- [Stored records]
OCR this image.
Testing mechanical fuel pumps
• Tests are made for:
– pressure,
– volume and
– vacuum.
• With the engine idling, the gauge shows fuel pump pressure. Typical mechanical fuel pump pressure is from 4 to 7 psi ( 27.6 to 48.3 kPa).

- [Aim] Exactly as shown, repeat every record.

- [Full solution]
OCR this image.
Testing mechanical fuel pumps
• Tests are made for:
– pressure,
– volume and
– vacuum.
• With the engine idling, the gauge shows fuel pump pressure. Typical mechanical fuel pump pressure is from 4 to 7 psi ( 27.6 to 48.3 kPa).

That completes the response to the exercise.